Required task
Omit the pictures from the entries below and retype everything else exactly.
============================================================
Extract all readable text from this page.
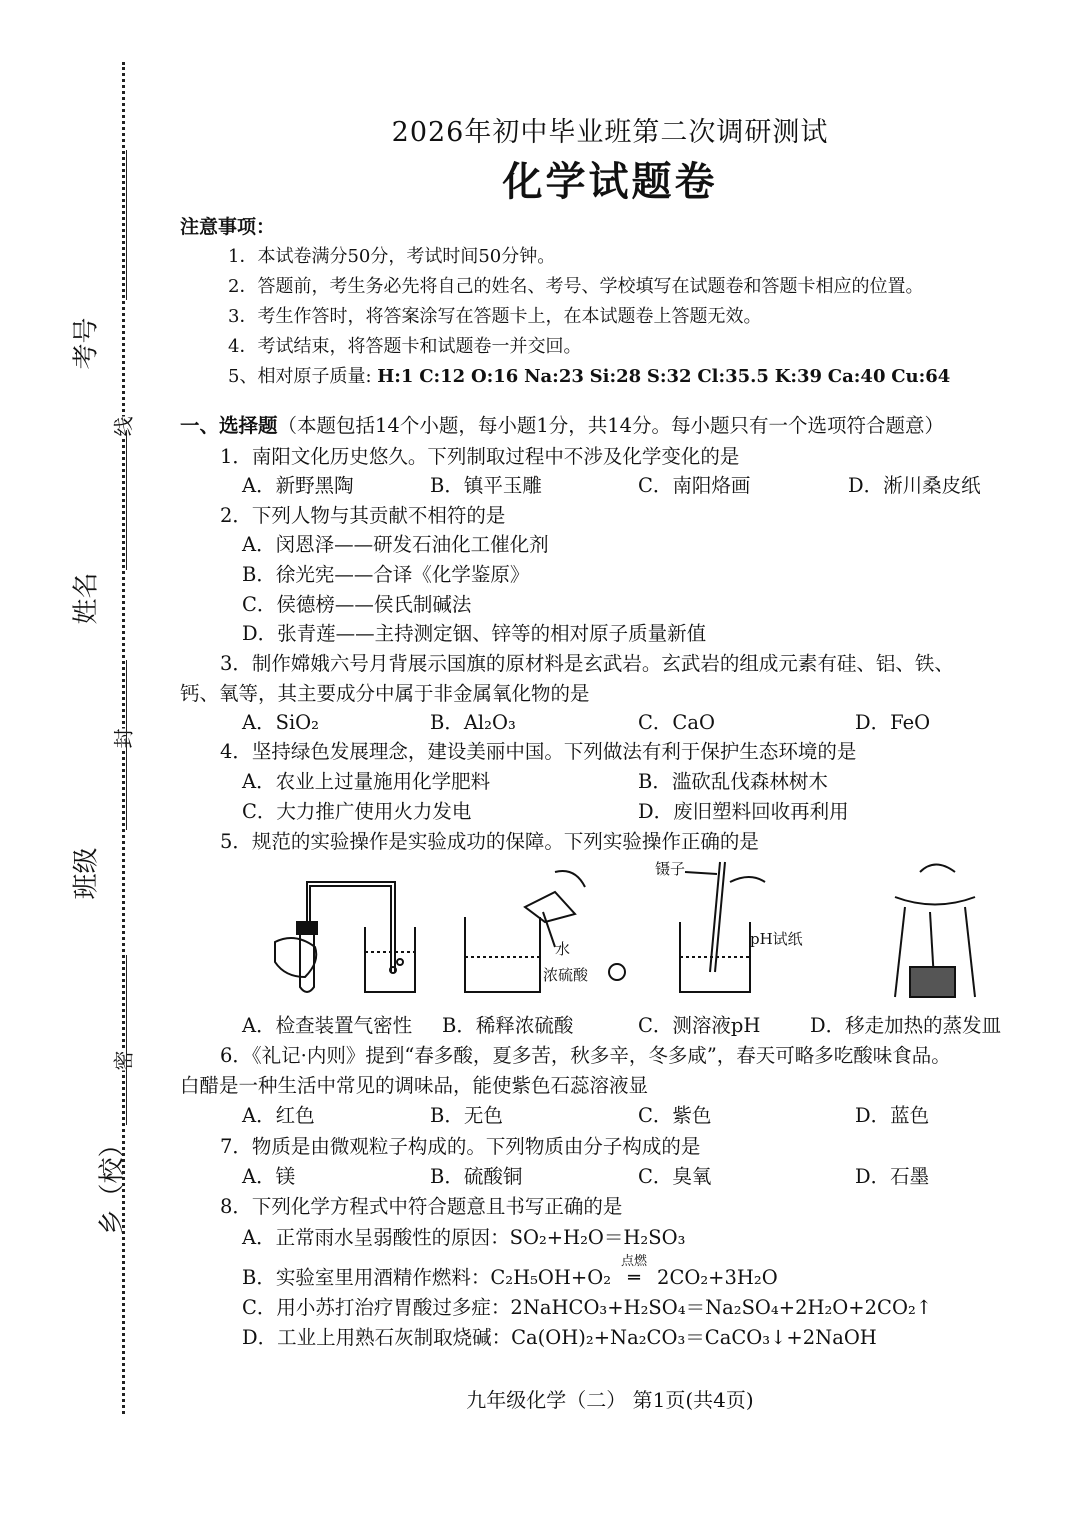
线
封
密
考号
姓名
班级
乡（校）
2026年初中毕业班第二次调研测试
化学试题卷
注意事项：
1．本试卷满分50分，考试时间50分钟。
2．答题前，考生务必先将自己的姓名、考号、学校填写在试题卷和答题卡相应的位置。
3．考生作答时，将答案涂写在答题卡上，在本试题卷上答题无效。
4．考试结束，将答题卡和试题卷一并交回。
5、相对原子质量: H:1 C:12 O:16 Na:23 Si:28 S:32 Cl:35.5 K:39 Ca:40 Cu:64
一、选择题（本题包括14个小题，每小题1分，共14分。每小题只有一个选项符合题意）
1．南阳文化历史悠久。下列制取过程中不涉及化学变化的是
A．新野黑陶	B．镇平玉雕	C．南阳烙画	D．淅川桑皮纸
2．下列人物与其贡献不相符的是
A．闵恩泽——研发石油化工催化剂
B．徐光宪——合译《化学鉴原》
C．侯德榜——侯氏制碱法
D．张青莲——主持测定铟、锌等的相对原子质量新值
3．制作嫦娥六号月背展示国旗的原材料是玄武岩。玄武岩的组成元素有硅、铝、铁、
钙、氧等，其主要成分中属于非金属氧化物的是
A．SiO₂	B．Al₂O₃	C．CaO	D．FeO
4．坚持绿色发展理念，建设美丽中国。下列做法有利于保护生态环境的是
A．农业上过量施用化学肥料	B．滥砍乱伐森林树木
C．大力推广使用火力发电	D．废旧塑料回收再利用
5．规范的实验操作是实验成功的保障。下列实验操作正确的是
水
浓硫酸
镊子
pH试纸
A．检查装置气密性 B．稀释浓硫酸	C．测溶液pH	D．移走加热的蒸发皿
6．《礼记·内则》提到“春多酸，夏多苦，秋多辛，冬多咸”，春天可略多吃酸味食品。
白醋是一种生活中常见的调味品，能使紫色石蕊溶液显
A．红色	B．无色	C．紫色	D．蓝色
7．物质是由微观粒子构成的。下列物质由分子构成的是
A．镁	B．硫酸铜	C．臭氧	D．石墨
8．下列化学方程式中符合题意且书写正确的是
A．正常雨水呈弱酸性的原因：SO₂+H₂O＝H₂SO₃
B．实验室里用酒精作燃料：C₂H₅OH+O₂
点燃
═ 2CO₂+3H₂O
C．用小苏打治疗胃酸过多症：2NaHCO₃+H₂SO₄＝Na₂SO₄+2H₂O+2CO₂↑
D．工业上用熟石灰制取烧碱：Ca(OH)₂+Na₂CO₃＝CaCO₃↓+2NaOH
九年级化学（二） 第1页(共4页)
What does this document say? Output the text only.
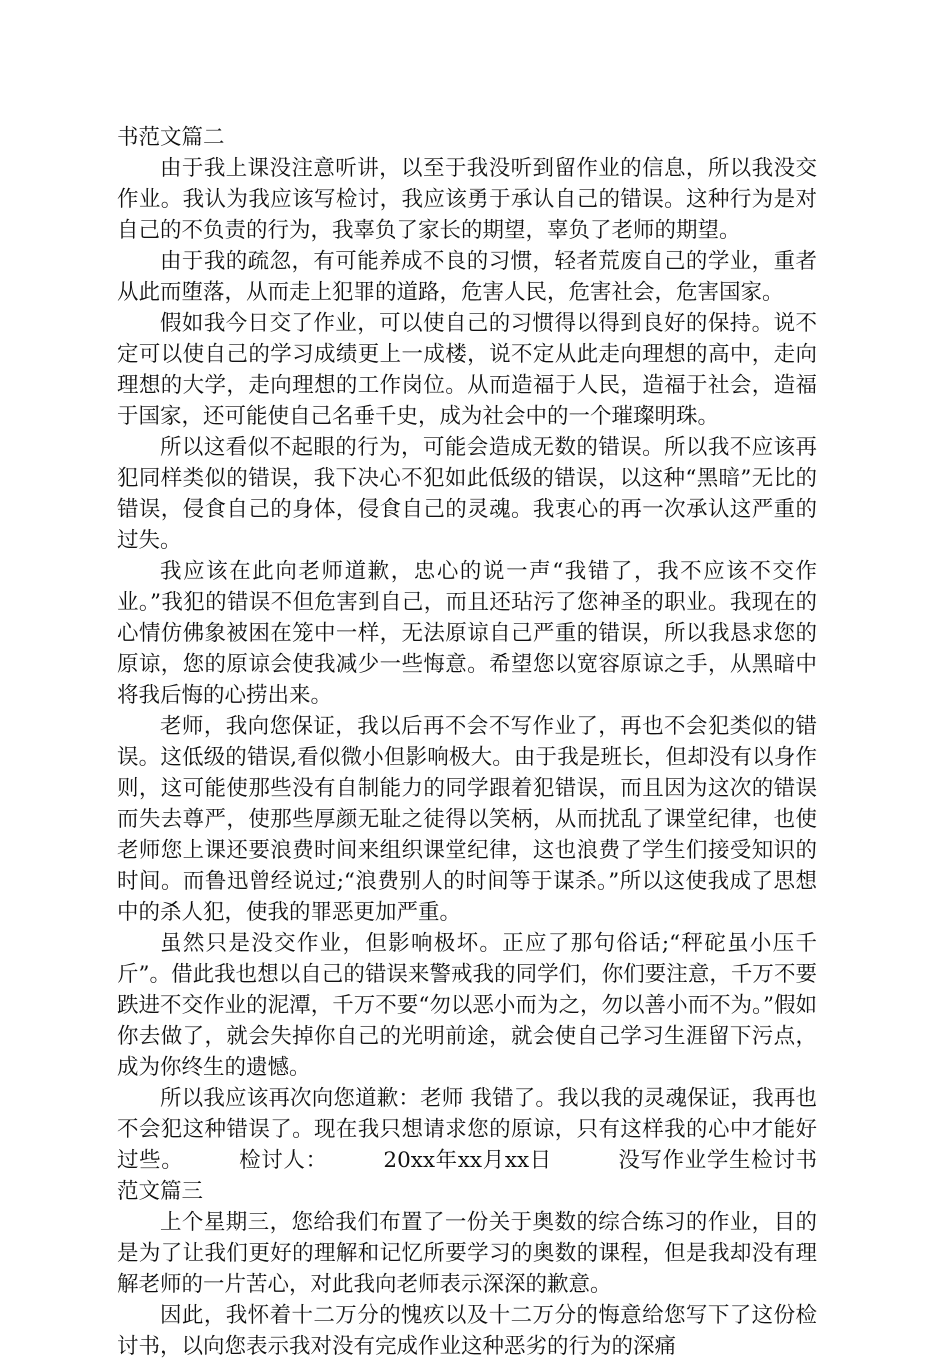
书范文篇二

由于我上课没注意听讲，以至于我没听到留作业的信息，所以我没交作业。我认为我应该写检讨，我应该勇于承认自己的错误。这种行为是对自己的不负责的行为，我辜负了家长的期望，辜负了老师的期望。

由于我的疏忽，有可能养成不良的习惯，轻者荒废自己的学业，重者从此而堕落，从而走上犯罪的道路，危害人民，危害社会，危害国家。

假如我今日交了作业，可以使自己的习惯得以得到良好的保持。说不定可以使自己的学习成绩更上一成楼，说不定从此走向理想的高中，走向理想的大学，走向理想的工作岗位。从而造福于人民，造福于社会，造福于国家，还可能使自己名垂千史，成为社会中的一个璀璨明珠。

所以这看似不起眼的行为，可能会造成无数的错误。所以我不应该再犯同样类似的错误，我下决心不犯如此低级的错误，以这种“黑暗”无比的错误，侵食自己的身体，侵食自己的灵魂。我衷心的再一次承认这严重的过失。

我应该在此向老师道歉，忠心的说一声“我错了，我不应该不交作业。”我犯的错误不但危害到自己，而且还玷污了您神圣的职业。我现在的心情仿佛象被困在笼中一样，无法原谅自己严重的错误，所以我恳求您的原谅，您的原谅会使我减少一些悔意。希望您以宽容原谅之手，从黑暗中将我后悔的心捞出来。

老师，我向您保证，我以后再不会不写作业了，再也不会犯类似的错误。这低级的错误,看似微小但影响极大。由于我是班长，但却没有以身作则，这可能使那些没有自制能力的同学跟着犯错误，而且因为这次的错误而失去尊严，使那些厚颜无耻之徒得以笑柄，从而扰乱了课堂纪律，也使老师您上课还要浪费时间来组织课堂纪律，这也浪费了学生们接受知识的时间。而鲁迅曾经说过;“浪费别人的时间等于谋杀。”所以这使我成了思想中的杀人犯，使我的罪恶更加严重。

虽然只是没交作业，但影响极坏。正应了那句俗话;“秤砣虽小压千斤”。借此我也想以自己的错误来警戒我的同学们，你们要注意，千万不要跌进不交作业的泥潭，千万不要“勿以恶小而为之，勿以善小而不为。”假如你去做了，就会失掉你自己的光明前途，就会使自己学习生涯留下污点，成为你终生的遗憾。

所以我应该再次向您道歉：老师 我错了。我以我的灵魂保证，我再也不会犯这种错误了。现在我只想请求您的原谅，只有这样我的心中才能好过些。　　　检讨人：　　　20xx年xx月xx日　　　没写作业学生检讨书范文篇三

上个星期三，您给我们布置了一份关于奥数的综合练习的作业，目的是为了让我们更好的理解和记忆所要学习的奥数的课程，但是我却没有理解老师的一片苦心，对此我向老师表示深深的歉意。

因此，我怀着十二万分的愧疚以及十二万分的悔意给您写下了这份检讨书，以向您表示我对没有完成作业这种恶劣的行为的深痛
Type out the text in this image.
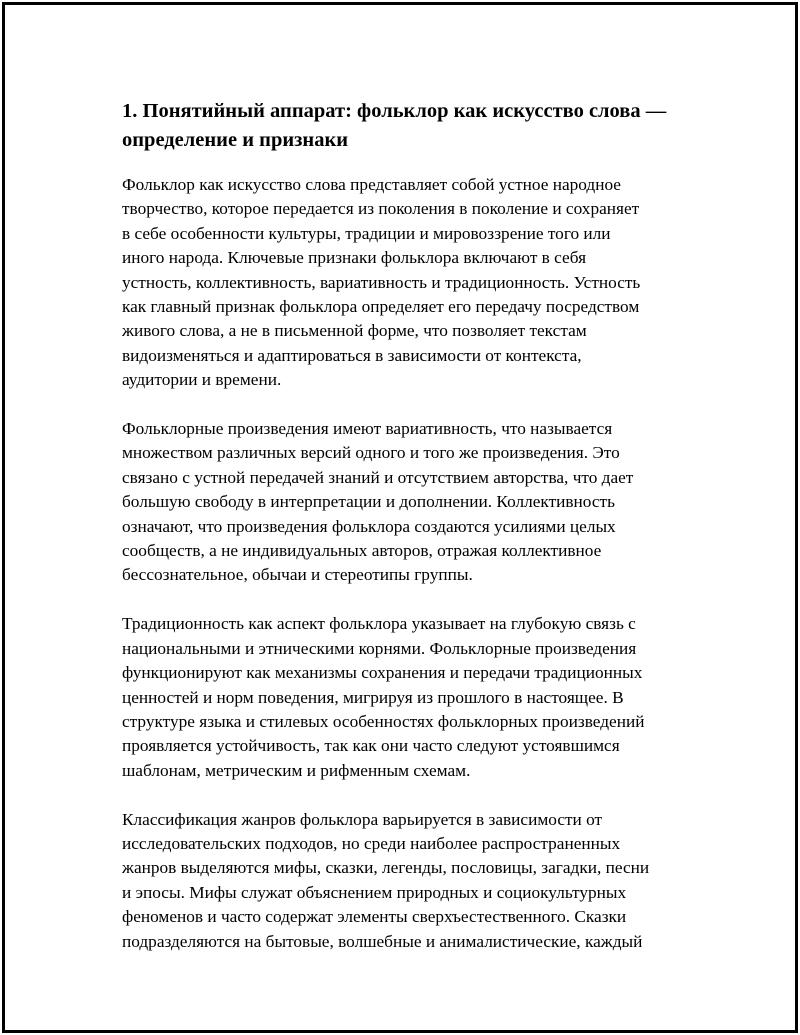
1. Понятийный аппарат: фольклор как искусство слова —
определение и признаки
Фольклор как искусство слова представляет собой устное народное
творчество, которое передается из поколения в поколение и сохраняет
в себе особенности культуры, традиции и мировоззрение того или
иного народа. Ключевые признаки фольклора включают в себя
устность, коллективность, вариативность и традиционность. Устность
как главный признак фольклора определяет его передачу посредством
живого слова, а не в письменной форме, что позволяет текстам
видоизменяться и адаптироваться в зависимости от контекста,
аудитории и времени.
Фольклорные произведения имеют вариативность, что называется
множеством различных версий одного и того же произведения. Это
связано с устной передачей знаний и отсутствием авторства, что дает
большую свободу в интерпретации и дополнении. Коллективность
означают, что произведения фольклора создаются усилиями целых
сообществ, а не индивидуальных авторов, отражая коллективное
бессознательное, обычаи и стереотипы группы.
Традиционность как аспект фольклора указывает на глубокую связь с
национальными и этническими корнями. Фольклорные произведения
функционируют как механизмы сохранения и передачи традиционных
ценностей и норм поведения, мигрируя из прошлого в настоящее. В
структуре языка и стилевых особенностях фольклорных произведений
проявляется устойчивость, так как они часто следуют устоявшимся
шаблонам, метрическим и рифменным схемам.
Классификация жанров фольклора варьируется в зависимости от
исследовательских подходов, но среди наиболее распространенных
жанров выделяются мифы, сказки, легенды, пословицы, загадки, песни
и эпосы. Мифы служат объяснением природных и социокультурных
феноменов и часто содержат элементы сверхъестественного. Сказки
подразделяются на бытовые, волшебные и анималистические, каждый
============================================================
Answer below
Extract all readable text from this page.
线
封
密
考号
姓名
班级
乡（校）
2026年初中毕业班第二次调研测试
化学试题卷
注意事项：
1．本试卷满分50分，考试时间50分钟。
2．答题前，考生务必先将自己的姓名、考号、学校填写在试题卷和答题卡相应的位置。
3．考生作答时，将答案涂写在答题卡上，在本试题卷上答题无效。
4．考试结束，将答题卡和试题卷一并交回。
5、相对原子质量: H:1 C:12 O:16 Na:23 Si:28 S:32 Cl:35.5 K:39 Ca:40 Cu:64
一、选择题（本题包括14个小题，每小题1分，共14分。每小题只有一个选项符合题意）
1．南阳文化历史悠久。下列制取过程中不涉及化学变化的是
A．新野黑陶	B．镇平玉雕	C．南阳烙画	D．淅川桑皮纸
2．下列人物与其贡献不相符的是
A．闵恩泽——研发石油化工催化剂
B．徐光宪——合译《化学鉴原》
C．侯德榜——侯氏制碱法
D．张青莲——主持测定铟、锌等的相对原子质量新值
3．制作嫦娥六号月背展示国旗的原材料是玄武岩。玄武岩的组成元素有硅、铝、铁、
钙、氧等，其主要成分中属于非金属氧化物的是
A．SiO₂	B．Al₂O₃	C．CaO	D．FeO
4．坚持绿色发展理念，建设美丽中国。下列做法有利于保护生态环境的是
A．农业上过量施用化学肥料	B．滥砍乱伐森林树木
C．大力推广使用火力发电	D．废旧塑料回收再利用
5．规范的实验操作是实验成功的保障。下列实验操作正确的是
水
浓硫酸
镊子
pH试纸
A．检查装置气密性 B．稀释浓硫酸	C．测溶液pH	D．移走加热的蒸发皿
6．《礼记·内则》提到“春多酸，夏多苦，秋多辛，冬多咸”，春天可略多吃酸味食品。
白醋是一种生活中常见的调味品，能使紫色石蕊溶液显
A．红色	B．无色	C．紫色	D．蓝色
7．物质是由微观粒子构成的。下列物质由分子构成的是
A．镁	B．硫酸铜	C．臭氧	D．石墨
8．下列化学方程式中符合题意且书写正确的是
A．正常雨水呈弱酸性的原因：SO₂+H₂O＝H₂SO₃
B．实验室里用酒精作燃料：C₂H₅OH+O₂
点燃
═ 2CO₂+3H₂O
C．用小苏打治疗胃酸过多症：2NaHCO₃+H₂SO₄＝Na₂SO₄+2H₂O+2CO₂↑
D．工业上用熟石灰制取烧碱：Ca(OH)₂+Na₂CO₃＝CaCO₃↓+2NaOH
九年级化学（二） 第1页(共4页)
What does this document say? Output the text only.
书范文篇二

由于我上课没注意听讲，以至于我没听到留作业的信息，所以我没交作业。我认为我应该写检讨，我应该勇于承认自己的错误。这种行为是对自己的不负责的行为，我辜负了家长的期望，辜负了老师的期望。

由于我的疏忽，有可能养成不良的习惯，轻者荒废自己的学业，重者从此而堕落，从而走上犯罪的道路，危害人民，危害社会，危害国家。

假如我今日交了作业，可以使自己的习惯得以得到良好的保持。说不定可以使自己的学习成绩更上一成楼，说不定从此走向理想的高中，走向理想的大学，走向理想的工作岗位。从而造福于人民，造福于社会，造福于国家，还可能使自己名垂千史，成为社会中的一个璀璨明珠。

所以这看似不起眼的行为，可能会造成无数的错误。所以我不应该再犯同样类似的错误，我下决心不犯如此低级的错误，以这种“黑暗”无比的错误，侵食自己的身体，侵食自己的灵魂。我衷心的再一次承认这严重的过失。

我应该在此向老师道歉，忠心的说一声“我错了，我不应该不交作业。”我犯的错误不但危害到自己，而且还玷污了您神圣的职业。我现在的心情仿佛象被困在笼中一样，无法原谅自己严重的错误，所以我恳求您的原谅，您的原谅会使我减少一些悔意。希望您以宽容原谅之手，从黑暗中将我后悔的心捞出来。

老师，我向您保证，我以后再不会不写作业了，再也不会犯类似的错误。这低级的错误,看似微小但影响极大。由于我是班长，但却没有以身作则，这可能使那些没有自制能力的同学跟着犯错误，而且因为这次的错误而失去尊严，使那些厚颜无耻之徒得以笑柄，从而扰乱了课堂纪律，也使老师您上课还要浪费时间来组织课堂纪律，这也浪费了学生们接受知识的时间。而鲁迅曾经说过;“浪费别人的时间等于谋杀。”所以这使我成了思想中的杀人犯，使我的罪恶更加严重。

虽然只是没交作业，但影响极坏。正应了那句俗话;“秤砣虽小压千斤”。借此我也想以自己的错误来警戒我的同学们，你们要注意，千万不要跌进不交作业的泥潭，千万不要“勿以恶小而为之，勿以善小而不为。”假如你去做了，就会失掉你自己的光明前途，就会使自己学习生涯留下污点，成为你终生的遗憾。

所以我应该再次向您道歉：老师 我错了。我以我的灵魂保证，我再也不会犯这种错误了。现在我只想请求您的原谅，只有这样我的心中才能好过些。　　　检讨人：　　　20xx年xx月xx日　　　没写作业学生检讨书范文篇三

上个星期三，您给我们布置了一份关于奥数的综合练习的作业，目的是为了让我们更好的理解和记忆所要学习的奥数的课程，但是我却没有理解老师的一片苦心，对此我向老师表示深深的歉意。

因此，我怀着十二万分的愧疚以及十二万分的悔意给您写下了这份检讨书，以向您表示我对没有完成作业这种恶劣的行为的深痛
Type out the text in this image.
1. Понятийный аппарат: фольклор как искусство слова —
определение и признаки
Фольклор как искусство слова представляет собой устное народное
творчество, которое передается из поколения в поколение и сохраняет
в себе особенности культуры, традиции и мировоззрение того или
иного народа. Ключевые признаки фольклора включают в себя
устность, коллективность, вариативность и традиционность. Устность
как главный признак фольклора определяет его передачу посредством
живого слова, а не в письменной форме, что позволяет текстам
видоизменяться и адаптироваться в зависимости от контекста,
аудитории и времени.
Фольклорные произведения имеют вариативность, что называется
множеством различных версий одного и того же произведения. Это
связано с устной передачей знаний и отсутствием авторства, что дает
большую свободу в интерпретации и дополнении. Коллективность
означают, что произведения фольклора создаются усилиями целых
сообществ, а не индивидуальных авторов, отражая коллективное
бессознательное, обычаи и стереотипы группы.
Традиционность как аспект фольклора указывает на глубокую связь с
национальными и этническими корнями. Фольклорные произведения
функционируют как механизмы сохранения и передачи традиционных
ценностей и норм поведения, мигрируя из прошлого в настоящее. В
структуре языка и стилевых особенностях фольклорных произведений
проявляется устойчивость, так как они часто следуют устоявшимся
шаблонам, метрическим и рифменным схемам.
Классификация жанров фольклора варьируется в зависимости от
исследовательских подходов, но среди наиболее распространенных
жанров выделяются мифы, сказки, легенды, пословицы, загадки, песни
и эпосы. Мифы служат объяснением природных и социокультурных
феноменов и часто содержат элементы сверхъестественного. Сказки
подразделяются на бытовые, волшебные и анималистические, каждый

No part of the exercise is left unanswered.